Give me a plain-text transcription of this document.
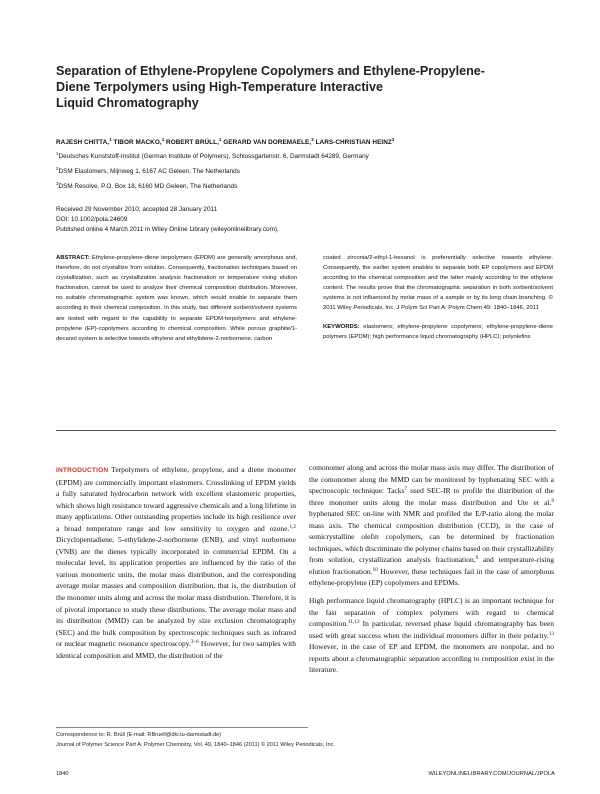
Separation of Ethylene-Propylene Copolymers and Ethylene-Propylene-
Diene Terpolymers using High-Temperature Interactive
Liquid Chromatography
RAJESH CHITTA,$^1$ TIBOR MACKO,$^1$ ROBERT BRÜLL,$^1$ GERARD VAN DOREMAELE,$^2$ LARS-CHRISTIAN HEINZ$^3$
$^1$Deutsches Kunststoff-Institut (German Institute of Polymers), Schlossgartenstr. 6, Darmstadt 64289, Germany
$^2$DSM Elastomers, Mijnweg 1, 6167 AC Geleen, The Netherlands
$^3$DSM Resolve, P.O. Box 18, 6160 MD Geleen, The Netherlands
Received 29 November 2010; accepted 28 January 2011
DOI: 10.1002/pola.24609
Published online 4 March 2011 in Wiley Online Library (wileyonlinelibrary.com).

ABSTRACT: Ethylene-propylene-diene terpolymers (EPDM) are generally amorphous and, therefore, do not crystallize from solution. Consequently, fractionation techniques based on crystallization, such as crystallization analysis fractionation or temperature rising elution fractionation, cannot be used to analyze their chemical composition distribution. Moreover, no suitable chromatographic system was known, which would enable to separate them according to their chemical composition. In this study, two different sorbent/solvent systems are tested with regard to the capability to separate EPDM-terpolymers and ethylene-propylene (EP)-copolymers according to chemical composition. While porous graphite/1-decanol system is selective towards ethylene and ethylidene-2-norbornene, carbon

coated zirconia/2-ethyl-1-hexanol is preferentially selective towards ethylene. Consequently, the earlier system enables to separate both EP copolymers and EPDM according to the chemical composition and the latter mainly according to the ethylene content. The results prove that the chromatographic separation in both sorbent/solvent systems is not influenced by molar mass of a sample or by its long chain branching. © 2011 Wiley Periodicals, Inc. J Polym Sci Part A: Polym Chem 49: 1840–1846, 2011

KEYWORDS: elastomers; ethylene-propylene copolymers; ethylene-propylene-diene polymers (EPDM); high performance liquid chromatography (HPLC); polyolefins

INTRODUCTION Terpolymers of ethylene, propylene, and a diene monomer (EPDM) are commercially important elastomers. Crosslinking of EPDM yields a fully saturated hydrocarbon network with excellent elastomeric properties, which shows high resistance toward aggressive chemicals and a long lifetime in many applications. Other outstanding properties include its high resilience over a broad temperature range and low sensitivity to oxygen and ozone.$^{1,2}$ Dicyclopentadiene, 5-ethylidene-2-norbornene (ENB), and vinyl norbornene (VNB) are the dienes typically incorporated in commercial EPDM. On a molecular level, its application properties are influenced by the ratio of the various monomeric units, the molar mass distribution, and the corresponding average molar masses and composition distribution, that is, the distribution of the monomer units along and across the molar mass distribution. Therefore, it is of pivotal importance to study these distributions. The average molar mass and its distribution (MMD) can be analyzed by size exclusion chromatography (SEC) and the bulk composition by spectroscopic techniques such as infrared or nuclear magnetic resonance spectroscopy.$^{3-6}$ However, for two samples with identical composition and MMD, the distribution of the

comonomer along and across the molar mass axis may differ. The distribution of the comonomer along the MMD can be monitored by hyphenating SEC with a spectroscopic technique: Tacks$^7$ used SEC-IR to profile the distribution of the three monomer units along the molar mass distribution and Ute et al.$^8$ hyphenated SEC on-line with NMR and profiled the E/P-ratio along the molar mass axis. The chemical composition distribution (CCD), in the case of semicrystalline olefin copolymers, can be determined by fractionation techniques, which discriminate the polymer chains based on their crystallizability from solution, crystallization analysis fractionation,$^9$ and temperature-rising elution fractionation.$^{10}$ However, these techniques fail in the case of amorphous ethylene-propylene (EP) copolymers and EPDMs.

High performance liquid chromatography (HPLC) is an important technique for the fast separation of complex polymers with regard to chemical composition.$^{11,12}$ In particular, reversed phase liquid chromatography has been used with great success when the individual monomers differ in their polarity.$^{13}$ However, in the case of EP and EPDM, the monomers are nonpolar, and no reports about a chromatographic separation according to composition exist in the literature.

Correspondence to: R. Brüll (E-mail: RBruell@dki.tu-darmstadt.de)
Journal of Polymer Science Part A: Polymer Chemistry, Vol. 49, 1840–1846 (2011) © 2011 Wiley Periodicals, Inc.
1840	WILEYONLINELIBRARY.COM/JOURNAL/JPOLA
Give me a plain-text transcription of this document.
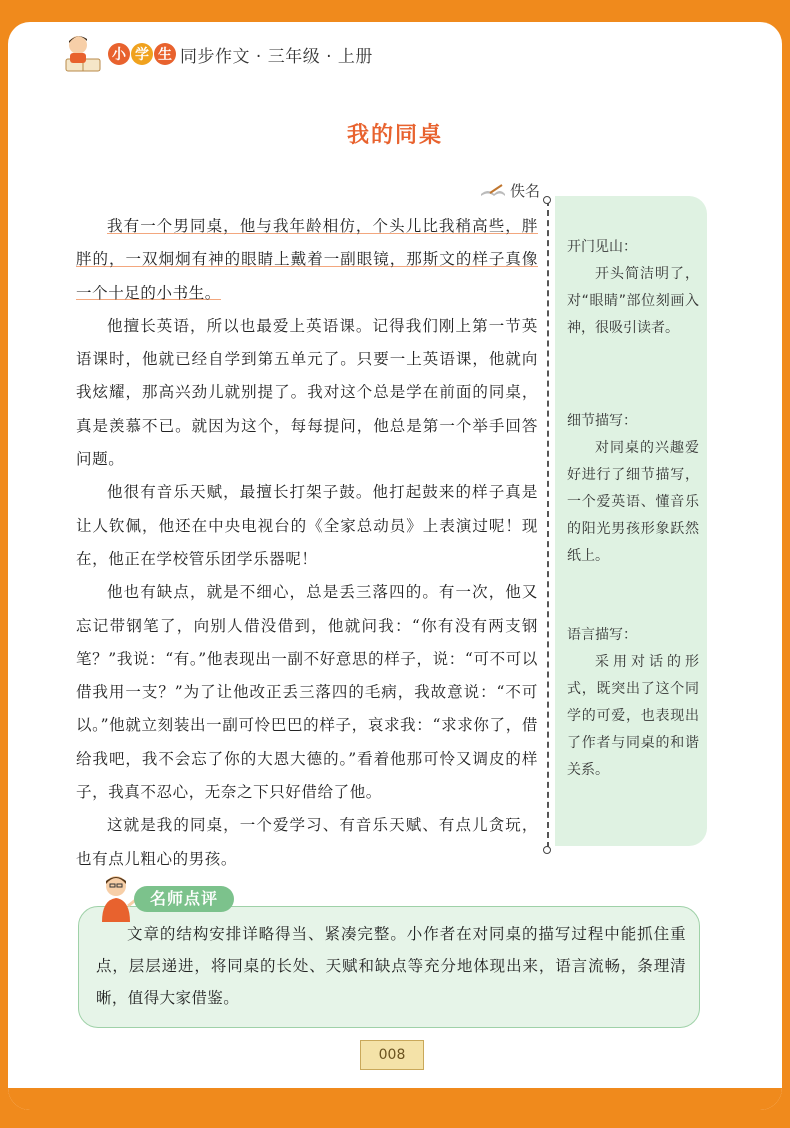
小 学 生 同步作文 · 三年级 · 上册
我的同桌
佚名

我有一个男同桌，他与我年龄相仿，个头儿比我稍高些，胖胖的，一双炯炯有神的眼睛上戴着一副眼镜，那斯文的样子真像一个十足的小书生。

他擅长英语，所以也最爱上英语课。记得我们刚上第一节英语课时，他就已经自学到第五单元了。只要一上英语课，他就向我炫耀，那高兴劲儿就别提了。我对这个总是学在前面的同桌，真是羡慕不已。就因为这个，每每提问，他总是第一个举手回答问题。

他很有音乐天赋，最擅长打架子鼓。他打起鼓来的样子真是让人钦佩，他还在中央电视台的《全家总动员》上表演过呢！现在，他正在学校管乐团学乐器呢！

他也有缺点，就是不细心，总是丢三落四的。有一次，他又忘记带钢笔了，向别人借没借到，他就问我：“你有没有两支钢笔？”我说：“有。”他表现出一副不好意思的样子，说：“可不可以借我用一支？”为了让他改正丢三落四的毛病，我故意说：“不可以。”他就立刻装出一副可怜巴巴的样子，哀求我：“求求你了，借给我吧，我不会忘了你的大恩大德的。”看着他那可怜又调皮的样子，我真不忍心，无奈之下只好借给了他。

这就是我的同桌，一个爱学习、有音乐天赋、有点儿贪玩，也有点儿粗心的男孩。

开门见山：

开头简洁明了，对“眼睛”部位刻画入神，很吸引读者。

细节描写：

对同桌的兴趣爱好进行了细节描写，一个爱英语、懂音乐的阳光男孩形象跃然纸上。

语言描写：

采用对话的形式，既突出了这个同学的可爱，也表现出了作者与同桌的和谐关系。

名师点评

文章的结构安排详略得当、紧凑完整。小作者在对同桌的描写过程中能抓住重点，层层递进，将同桌的长处、天赋和缺点等充分地体现出来，语言流畅，条理清晰，值得大家借鉴。

008
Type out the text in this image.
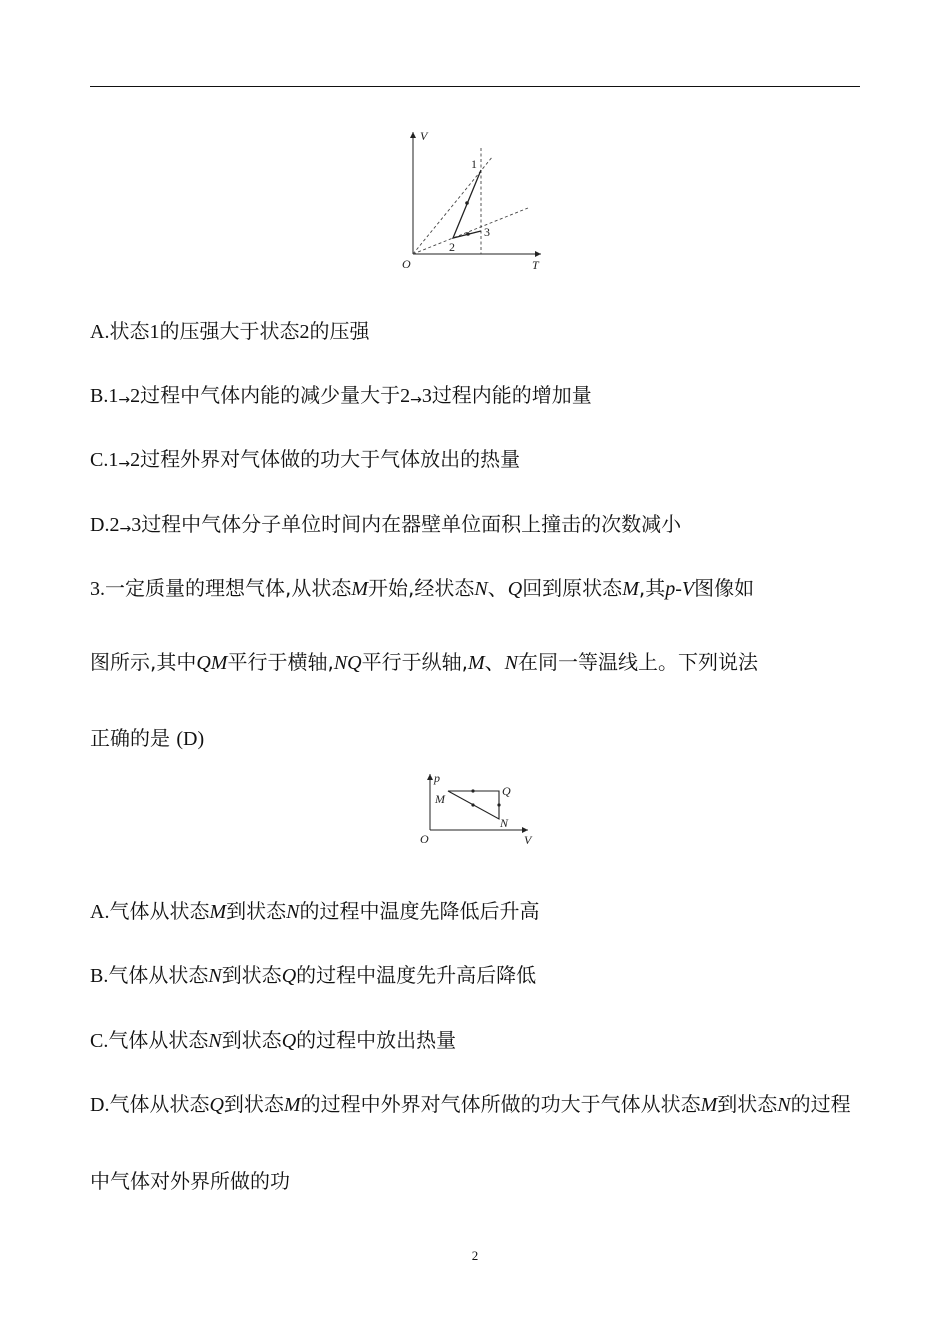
V
T
O
1
2
3
A.状态1的压强大于状态2的压强
B.1→2过程中气体内能的减少量大于2→3过程内能的增加量
C.1→2过程外界对气体做的功大于气体放出的热量
D.2→3过程中气体分子单位时间内在器壁单位面积上撞击的次数减小
3.一定质量的理想气体,从状态M开始,经状态N、Q回到原状态M,其p-V图像如
p
V
O
M
Q
N
A.气体从状态M到状态N的过程中温度先降低后升高
B.气体从状态N到状态Q的过程中温度先升高后降低
C.气体从状态N到状态Q的过程中放出热量
D.气体从状态Q到状态M的过程中外界对气体所做的功大于气体从状态M到状态N的过程中气体对外界所做的功
2
图所示,其中QM平行于横轴,NQ平行于纵轴,M、N在同一等温线上。下列说法
正确的是 (D)
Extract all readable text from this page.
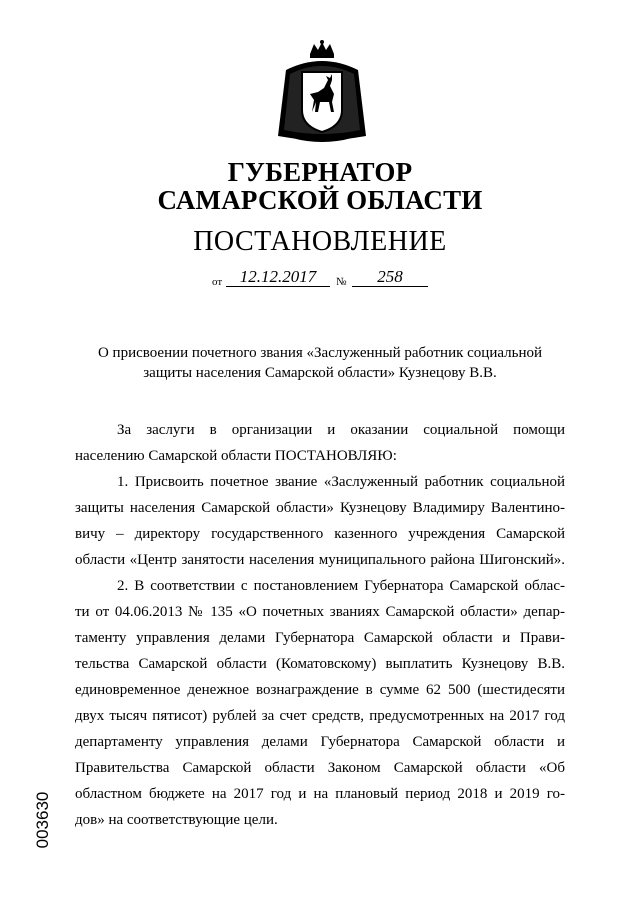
ГУБЕРНАТОР
САМАРСКОЙ ОБЛАСТИ
ПОСТАНОВЛЕНИЕ
от	12.12.2017	№	258
О присвоении почетного звания «Заслуженный работник социальной
защиты населения Самарской области» Кузнецову В.В.
За заслуги в организации и оказании социальной помощи
населению Самарской области ПОСТАНОВЛЯЮ:
1. Присвоить почетное звание «Заслуженный работник социальной
защиты населения Самарской области» Кузнецову Владимиру Валентино-
вичу – директору государственного казенного учреждения Самарской
области «Центр занятости населения муниципального района Шигонский».
2. В соответствии с постановлением Губернатора Самарской облас-
ти от 04.06.2013 № 135 «О почетных званиях Самарской области» депар-
таменту управления делами Губернатора Самарской области и Прави-
тельства Самарской области (Коматовскому) выплатить Кузнецову В.В.
единовременное денежное вознаграждение в сумме 62 500 (шестидесяти
двух тысяч пятисот) рублей за счет средств, предусмотренных на 2017 год
департаменту управления делами Губернатора Самарской области и
Правительства Самарской области Законом Самарской области «Об
областном бюджете на 2017 год и на плановый период 2018 и 2019 го-
дов» на соответствующие цели.
003630
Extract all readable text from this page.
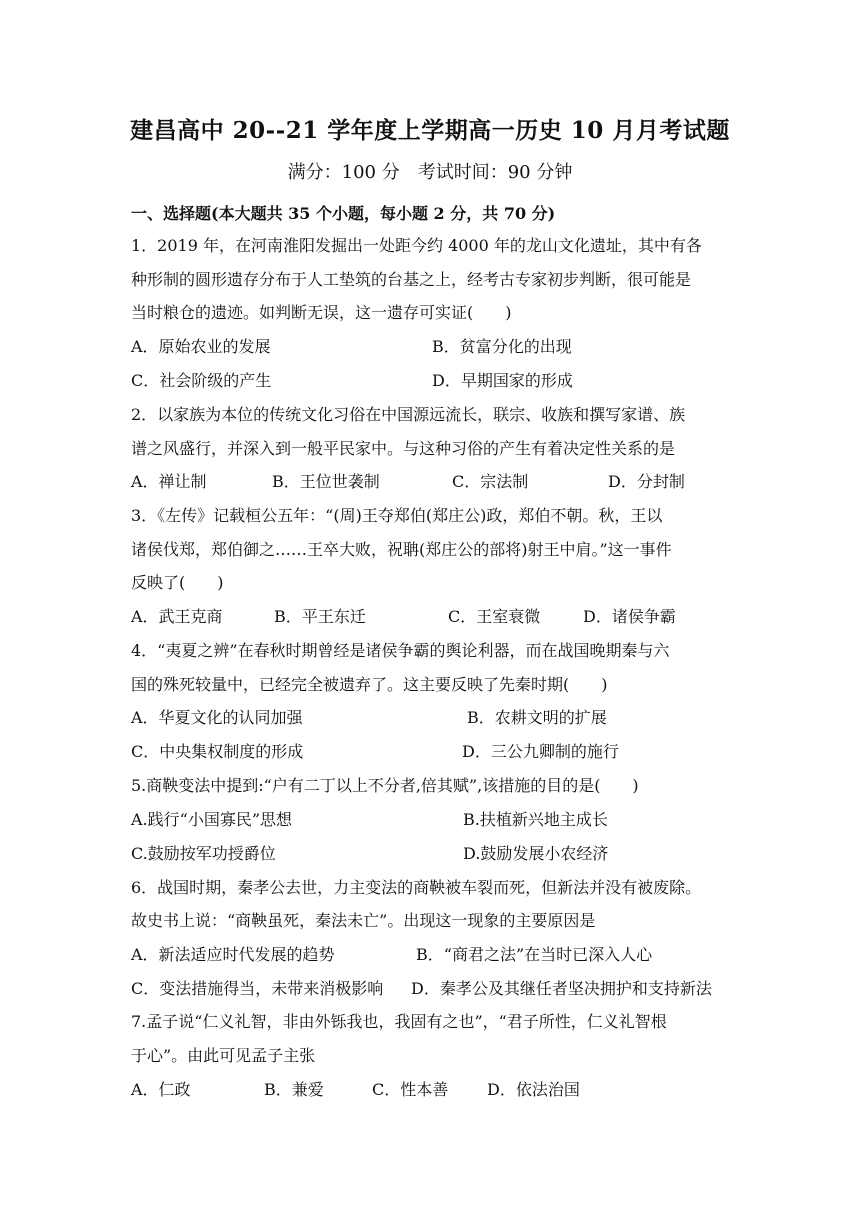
建昌高中 20--21 学年度上学期高一历史 10 月月考试题
满分：100 分　考试时间：90 分钟
一、选择题(本大题共 35 个小题，每小题 2 分，共 70 分)
1．2019 年，在河南淮阳发掘出一处距今约 4000 年的龙山文化遗址，其中有各
种形制的圆形遗存分布于人工垫筑的台基之上，经考古专家初步判断，很可能是
当时粮仓的遗迹。如判断无误，这一遗存可实证(　　)
A．原始农业的发展	B．贫富分化的出现
C．社会阶级的产生	D．早期国家的形成
2．以家族为本位的传统文化习俗在中国源远流长，联宗、收族和撰写家谱、族
谱之风盛行，并深入到一般平民家中。与这种习俗的产生有着决定性关系的是
A．禅让制	B．王位世袭制	C．宗法制	D．分封制
3．《左传》记载桓公五年：“(周)王夺郑伯(郑庄公)政，郑伯不朝。秋，王以
诸侯伐郑，郑伯御之……王卒大败，祝聃(郑庄公的部将)射王中肩。”这一事件
反映了(　　)
A．武王克商	B．平王东迁	C．王室衰微	D．诸侯争霸
4．“夷夏之辨”在春秋时期曾经是诸侯争霸的舆论利器，而在战国晚期秦与六
国的殊死较量中，已经完全被遗弃了。这主要反映了先秦时期(　　)
A．华夏文化的认同加强	B．农耕文明的扩展
C．中央集权制度的形成	D．三公九卿制的施行
5.商鞅变法中提到:“户有二丁以上不分者,倍其赋”,该措施的目的是(　　)
A.践行“小国寡民”思想	B.扶植新兴地主成长
C.鼓励按军功授爵位	D.鼓励发展小农经济
6．战国时期，秦孝公去世，力主变法的商鞅被车裂而死，但新法并没有被废除。
故史书上说：“商鞅虽死，秦法未亡”。出现这一现象的主要原因是
A．新法适应时代发展的趋势	B．“商君之法”在当时已深入人心
C．变法措施得当，未带来消极影响 D．秦孝公及其继任者坚决拥护和支持新法
7.孟子说“仁义礼智，非由外铄我也，我固有之也”，“君子所性，仁义礼智根
于心”。由此可见孟子主张
A．仁政	B．兼爱	C．性本善 D．依法治国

— Instruction —
Each line with the string "regard" in it needs to be found and copied.

— Result of this task —
ABSTRACT: Ethylene-propylene-diene terpolymers (EPDM) are generally amorphous and, therefore, do not crystallize from solution. Consequently, fractionation techniques based on crystallization, such as crystallization analysis fractionation or temperature rising elution fractionation, cannot be used to analyze their chemical composition distribution. Moreover, no suitable chromatographic system was known, which would enable to separate them according to their chemical composition. In this study, two different sorbent/solvent systems are tested with regard to the capability to separate EPDM-terpolymers and ethylene-propylene (EP)-copolymers according to chemical composition. While porous graphite/1-decanol system is selective towards ethylene and ethylidene-2-norbornene, carbon
High performance liquid chromatography (HPLC) is an important technique for the fast separation of complex polymers with regard to chemical composition.$^{11,12}$ In particular, reversed phase liquid chromatography has been used with great success when the individual monomers differ in their polarity.$^{13}$ However, in the case of EP and EPDM, the monomers are nonpolar, and no reports about a chromatographic separation according to composition exist in the literature.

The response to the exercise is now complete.